---------- Given records

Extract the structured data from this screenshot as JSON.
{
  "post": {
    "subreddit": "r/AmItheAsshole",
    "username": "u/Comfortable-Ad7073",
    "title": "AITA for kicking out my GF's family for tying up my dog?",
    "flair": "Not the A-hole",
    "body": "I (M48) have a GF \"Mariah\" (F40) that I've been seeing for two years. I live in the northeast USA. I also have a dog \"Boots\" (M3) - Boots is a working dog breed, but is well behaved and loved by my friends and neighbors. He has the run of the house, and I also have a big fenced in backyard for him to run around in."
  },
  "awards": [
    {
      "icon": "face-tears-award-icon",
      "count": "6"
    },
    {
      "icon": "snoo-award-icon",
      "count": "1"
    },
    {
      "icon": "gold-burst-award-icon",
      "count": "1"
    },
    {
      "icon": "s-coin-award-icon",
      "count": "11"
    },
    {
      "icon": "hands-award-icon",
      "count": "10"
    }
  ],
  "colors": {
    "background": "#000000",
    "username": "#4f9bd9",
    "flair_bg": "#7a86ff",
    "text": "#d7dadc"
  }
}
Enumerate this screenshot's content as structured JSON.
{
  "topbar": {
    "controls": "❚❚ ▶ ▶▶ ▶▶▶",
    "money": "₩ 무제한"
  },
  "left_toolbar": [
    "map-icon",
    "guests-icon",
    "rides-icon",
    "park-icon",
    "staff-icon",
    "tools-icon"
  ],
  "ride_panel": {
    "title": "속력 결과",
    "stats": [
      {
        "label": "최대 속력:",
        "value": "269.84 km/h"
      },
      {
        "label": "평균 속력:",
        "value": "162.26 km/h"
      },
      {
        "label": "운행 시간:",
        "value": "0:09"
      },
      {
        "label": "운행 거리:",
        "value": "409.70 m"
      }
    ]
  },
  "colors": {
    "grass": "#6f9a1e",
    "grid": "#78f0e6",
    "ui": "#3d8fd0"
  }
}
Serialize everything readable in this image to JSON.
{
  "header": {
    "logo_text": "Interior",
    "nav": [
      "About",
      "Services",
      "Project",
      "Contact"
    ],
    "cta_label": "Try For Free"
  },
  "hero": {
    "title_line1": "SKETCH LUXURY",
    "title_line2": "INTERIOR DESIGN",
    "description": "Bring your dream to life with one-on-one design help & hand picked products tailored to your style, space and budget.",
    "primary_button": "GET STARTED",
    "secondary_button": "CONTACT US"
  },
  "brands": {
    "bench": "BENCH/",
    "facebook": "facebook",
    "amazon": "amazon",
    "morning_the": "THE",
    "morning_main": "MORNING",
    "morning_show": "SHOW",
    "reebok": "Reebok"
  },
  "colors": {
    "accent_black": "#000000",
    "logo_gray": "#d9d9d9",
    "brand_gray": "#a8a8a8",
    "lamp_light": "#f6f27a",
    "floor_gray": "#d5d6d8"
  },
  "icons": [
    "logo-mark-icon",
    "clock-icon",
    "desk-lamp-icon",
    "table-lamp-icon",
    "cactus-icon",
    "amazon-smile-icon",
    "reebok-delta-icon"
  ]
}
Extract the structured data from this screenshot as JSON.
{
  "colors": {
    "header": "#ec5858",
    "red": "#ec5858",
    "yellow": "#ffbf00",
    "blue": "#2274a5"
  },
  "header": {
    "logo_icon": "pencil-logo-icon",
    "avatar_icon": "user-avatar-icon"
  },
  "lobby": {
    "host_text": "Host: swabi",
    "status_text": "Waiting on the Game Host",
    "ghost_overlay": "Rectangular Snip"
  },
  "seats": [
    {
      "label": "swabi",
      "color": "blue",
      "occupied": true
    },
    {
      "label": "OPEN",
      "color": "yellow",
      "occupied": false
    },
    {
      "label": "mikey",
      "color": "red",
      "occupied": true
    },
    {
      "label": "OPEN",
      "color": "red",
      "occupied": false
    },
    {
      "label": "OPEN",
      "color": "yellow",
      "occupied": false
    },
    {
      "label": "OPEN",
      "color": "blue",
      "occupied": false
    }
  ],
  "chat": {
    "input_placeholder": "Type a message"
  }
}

--------------------

Goal of the exercise. Send back every record, precisely as written.

Exercise output.
Extract the structured data from this screenshot as JSON.
{
  "post": {
    "subreddit": "r/AmItheAsshole",
    "username": "u/Comfortable-Ad7073",
    "title": "AITA for kicking out my GF's family for tying up my dog?",
    "flair": "Not the A-hole",
    "body": "I (M48) have a GF \"Mariah\" (F40) that I've been seeing for two years. I live in the northeast USA. I also have a dog \"Boots\" (M3) - Boots is a working dog breed, but is well behaved and loved by my friends and neighbors. He has the run of the house, and I also have a big fenced in backyard for him to run around in."
  },
  "awards": [
    {
      "icon": "face-tears-award-icon",
      "count": "6"
    },
    {
      "icon": "snoo-award-icon",
      "count": "1"
    },
    {
      "icon": "gold-burst-award-icon",
      "count": "1"
    },
    {
      "icon": "s-coin-award-icon",
      "count": "11"
    },
    {
      "icon": "hands-award-icon",
      "count": "10"
    }
  ],
  "colors": {
    "background": "#000000",
    "username": "#4f9bd9",
    "flair_bg": "#7a86ff",
    "text": "#d7dadc"
  }
}
Enumerate this screenshot's content as structured JSON.
{
  "topbar": {
    "controls": "❚❚ ▶ ▶▶ ▶▶▶",
    "money": "₩ 무제한"
  },
  "left_toolbar": [
    "map-icon",
    "guests-icon",
    "rides-icon",
    "park-icon",
    "staff-icon",
    "tools-icon"
  ],
  "ride_panel": {
    "title": "속력 결과",
    "stats": [
      {
        "label": "최대 속력:",
        "value": "269.84 km/h"
      },
      {
        "label": "평균 속력:",
        "value": "162.26 km/h"
      },
      {
        "label": "운행 시간:",
        "value": "0:09"
      },
      {
        "label": "운행 거리:",
        "value": "409.70 m"
      }
    ]
  },
  "colors": {
    "grass": "#6f9a1e",
    "grid": "#78f0e6",
    "ui": "#3d8fd0"
  }
}
Serialize everything readable in this image to JSON.
{
  "header": {
    "logo_text": "Interior",
    "nav": [
      "About",
      "Services",
      "Project",
      "Contact"
    ],
    "cta_label": "Try For Free"
  },
  "hero": {
    "title_line1": "SKETCH LUXURY",
    "title_line2": "INTERIOR DESIGN",
    "description": "Bring your dream to life with one-on-one design help & hand picked products tailored to your style, space and budget.",
    "primary_button": "GET STARTED",
    "secondary_button": "CONTACT US"
  },
  "brands": {
    "bench": "BENCH/",
    "facebook": "facebook",
    "amazon": "amazon",
    "morning_the": "THE",
    "morning_main": "MORNING",
    "morning_show": "SHOW",
    "reebok": "Reebok"
  },
  "colors": {
    "accent_black": "#000000",
    "logo_gray": "#d9d9d9",
    "brand_gray": "#a8a8a8",
    "lamp_light": "#f6f27a",
    "floor_gray": "#d5d6d8"
  },
  "icons": [
    "logo-mark-icon",
    "clock-icon",
    "desk-lamp-icon",
    "table-lamp-icon",
    "cactus-icon",
    "amazon-smile-icon",
    "reebok-delta-icon"
  ]
}
Extract the structured data from this screenshot as JSON.
{
  "colors": {
    "header": "#ec5858",
    "red": "#ec5858",
    "yellow": "#ffbf00",
    "blue": "#2274a5"
  },
  "header": {
    "logo_icon": "pencil-logo-icon",
    "avatar_icon": "user-avatar-icon"
  },
  "lobby": {
    "host_text": "Host: swabi",
    "status_text": "Waiting on the Game Host",
    "ghost_overlay": "Rectangular Snip"
  },
  "seats": [
    {
      "label": "swabi",
      "color": "blue",
      "occupied": true
    },
    {
      "label": "OPEN",
      "color": "yellow",
      "occupied": false
    },
    {
      "label": "mikey",
      "color": "red",
      "occupied": true
    },
    {
      "label": "OPEN",
      "color": "red",
      "occupied": false
    },
    {
      "label": "OPEN",
      "color": "yellow",
      "occupied": false
    },
    {
      "label": "OPEN",
      "color": "blue",
      "occupied": false
    }
  ],
  "chat": {
    "input_placeholder": "Type a message"
  }
}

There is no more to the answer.